● **Aim of the task**
Your task is to locate every line holding the string "Group" and to copy each of them.

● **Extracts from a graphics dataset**
□ □ □ □ □ □ □

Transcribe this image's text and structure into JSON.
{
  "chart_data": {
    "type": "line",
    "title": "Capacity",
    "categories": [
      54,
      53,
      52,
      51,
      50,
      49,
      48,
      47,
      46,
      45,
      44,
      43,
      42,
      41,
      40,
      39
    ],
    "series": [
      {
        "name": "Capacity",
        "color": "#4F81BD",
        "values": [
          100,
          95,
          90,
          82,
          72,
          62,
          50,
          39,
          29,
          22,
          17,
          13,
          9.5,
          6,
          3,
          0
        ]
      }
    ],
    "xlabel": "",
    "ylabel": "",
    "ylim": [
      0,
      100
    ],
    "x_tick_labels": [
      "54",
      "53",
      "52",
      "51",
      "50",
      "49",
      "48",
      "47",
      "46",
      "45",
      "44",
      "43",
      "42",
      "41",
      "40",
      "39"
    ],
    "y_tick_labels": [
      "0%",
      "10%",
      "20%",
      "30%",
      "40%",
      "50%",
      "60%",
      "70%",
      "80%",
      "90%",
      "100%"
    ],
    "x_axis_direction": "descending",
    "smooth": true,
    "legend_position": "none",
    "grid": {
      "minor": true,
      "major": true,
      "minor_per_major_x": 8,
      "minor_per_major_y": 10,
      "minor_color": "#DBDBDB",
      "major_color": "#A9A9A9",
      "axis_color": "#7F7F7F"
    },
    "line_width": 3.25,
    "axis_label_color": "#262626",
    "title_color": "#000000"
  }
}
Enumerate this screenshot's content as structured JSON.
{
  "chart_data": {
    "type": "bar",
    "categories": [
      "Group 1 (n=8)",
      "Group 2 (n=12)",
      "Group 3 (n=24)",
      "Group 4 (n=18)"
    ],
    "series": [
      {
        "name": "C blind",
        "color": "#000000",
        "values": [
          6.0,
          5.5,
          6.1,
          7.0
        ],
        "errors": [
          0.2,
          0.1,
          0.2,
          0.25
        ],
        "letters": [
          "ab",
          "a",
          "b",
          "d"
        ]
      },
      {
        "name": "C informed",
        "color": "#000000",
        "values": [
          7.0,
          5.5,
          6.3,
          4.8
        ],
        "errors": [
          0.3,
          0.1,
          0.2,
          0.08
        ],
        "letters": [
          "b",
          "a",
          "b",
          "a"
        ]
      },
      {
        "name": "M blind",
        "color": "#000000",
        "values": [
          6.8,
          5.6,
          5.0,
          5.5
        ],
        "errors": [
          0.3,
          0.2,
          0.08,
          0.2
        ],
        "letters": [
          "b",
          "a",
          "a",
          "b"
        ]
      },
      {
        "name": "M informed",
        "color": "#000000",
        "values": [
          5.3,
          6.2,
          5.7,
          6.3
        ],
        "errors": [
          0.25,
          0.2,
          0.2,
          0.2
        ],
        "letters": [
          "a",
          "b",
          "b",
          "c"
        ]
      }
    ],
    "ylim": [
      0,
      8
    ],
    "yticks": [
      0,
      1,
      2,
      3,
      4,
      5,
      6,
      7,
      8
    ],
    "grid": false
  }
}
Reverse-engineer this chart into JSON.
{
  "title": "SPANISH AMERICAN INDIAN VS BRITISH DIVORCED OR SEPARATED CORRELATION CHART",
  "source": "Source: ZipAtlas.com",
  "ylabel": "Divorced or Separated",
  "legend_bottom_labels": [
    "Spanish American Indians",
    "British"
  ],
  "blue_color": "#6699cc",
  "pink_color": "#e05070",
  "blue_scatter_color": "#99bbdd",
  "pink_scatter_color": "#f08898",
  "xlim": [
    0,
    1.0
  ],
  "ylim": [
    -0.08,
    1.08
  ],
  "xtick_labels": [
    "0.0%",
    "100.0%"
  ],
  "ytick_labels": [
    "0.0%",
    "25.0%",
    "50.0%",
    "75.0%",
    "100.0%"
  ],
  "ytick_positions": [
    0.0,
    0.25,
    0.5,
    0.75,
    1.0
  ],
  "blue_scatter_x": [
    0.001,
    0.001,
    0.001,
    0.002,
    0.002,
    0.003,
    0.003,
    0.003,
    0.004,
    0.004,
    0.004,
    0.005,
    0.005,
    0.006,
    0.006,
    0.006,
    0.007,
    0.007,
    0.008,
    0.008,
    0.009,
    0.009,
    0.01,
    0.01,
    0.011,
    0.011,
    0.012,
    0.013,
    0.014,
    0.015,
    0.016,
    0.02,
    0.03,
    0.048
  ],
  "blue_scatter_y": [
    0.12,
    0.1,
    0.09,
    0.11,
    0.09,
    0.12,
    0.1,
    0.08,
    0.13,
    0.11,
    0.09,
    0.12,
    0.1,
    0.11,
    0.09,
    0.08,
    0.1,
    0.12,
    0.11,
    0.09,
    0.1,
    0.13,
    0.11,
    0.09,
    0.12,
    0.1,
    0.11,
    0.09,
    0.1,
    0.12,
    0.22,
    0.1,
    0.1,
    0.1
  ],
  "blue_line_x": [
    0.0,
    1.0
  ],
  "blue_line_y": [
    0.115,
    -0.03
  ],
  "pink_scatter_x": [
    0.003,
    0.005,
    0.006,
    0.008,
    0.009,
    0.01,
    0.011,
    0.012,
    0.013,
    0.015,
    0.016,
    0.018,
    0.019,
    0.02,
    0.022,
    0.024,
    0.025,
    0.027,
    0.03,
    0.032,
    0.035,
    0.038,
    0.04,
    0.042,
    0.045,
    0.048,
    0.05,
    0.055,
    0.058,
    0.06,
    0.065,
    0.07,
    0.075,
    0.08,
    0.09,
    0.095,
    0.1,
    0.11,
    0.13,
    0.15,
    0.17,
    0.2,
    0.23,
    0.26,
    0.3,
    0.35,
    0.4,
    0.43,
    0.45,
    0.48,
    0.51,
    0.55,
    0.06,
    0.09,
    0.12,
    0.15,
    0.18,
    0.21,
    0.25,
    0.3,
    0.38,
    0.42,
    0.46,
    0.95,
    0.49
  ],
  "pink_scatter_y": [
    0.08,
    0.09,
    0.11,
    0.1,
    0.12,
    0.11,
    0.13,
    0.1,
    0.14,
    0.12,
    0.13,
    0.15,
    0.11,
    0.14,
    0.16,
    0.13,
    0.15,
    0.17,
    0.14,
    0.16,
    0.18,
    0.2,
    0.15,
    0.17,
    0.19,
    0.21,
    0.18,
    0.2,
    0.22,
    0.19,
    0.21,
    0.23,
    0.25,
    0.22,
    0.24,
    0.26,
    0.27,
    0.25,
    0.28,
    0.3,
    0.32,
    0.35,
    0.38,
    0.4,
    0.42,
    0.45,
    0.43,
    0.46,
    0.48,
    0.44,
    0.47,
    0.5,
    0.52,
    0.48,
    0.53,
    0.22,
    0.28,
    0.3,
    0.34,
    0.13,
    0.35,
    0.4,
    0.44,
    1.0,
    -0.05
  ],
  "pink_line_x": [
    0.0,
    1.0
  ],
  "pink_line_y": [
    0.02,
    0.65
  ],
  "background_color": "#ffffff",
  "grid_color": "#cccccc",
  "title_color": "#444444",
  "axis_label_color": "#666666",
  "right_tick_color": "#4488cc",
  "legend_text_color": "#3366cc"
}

□ □ □ □ □ □ □

● **Worked solution**
      "Group 1 (n=8)",
      "Group 2 (n=12)",
      "Group 3 (n=24)",
      "Group 4 (n=18)"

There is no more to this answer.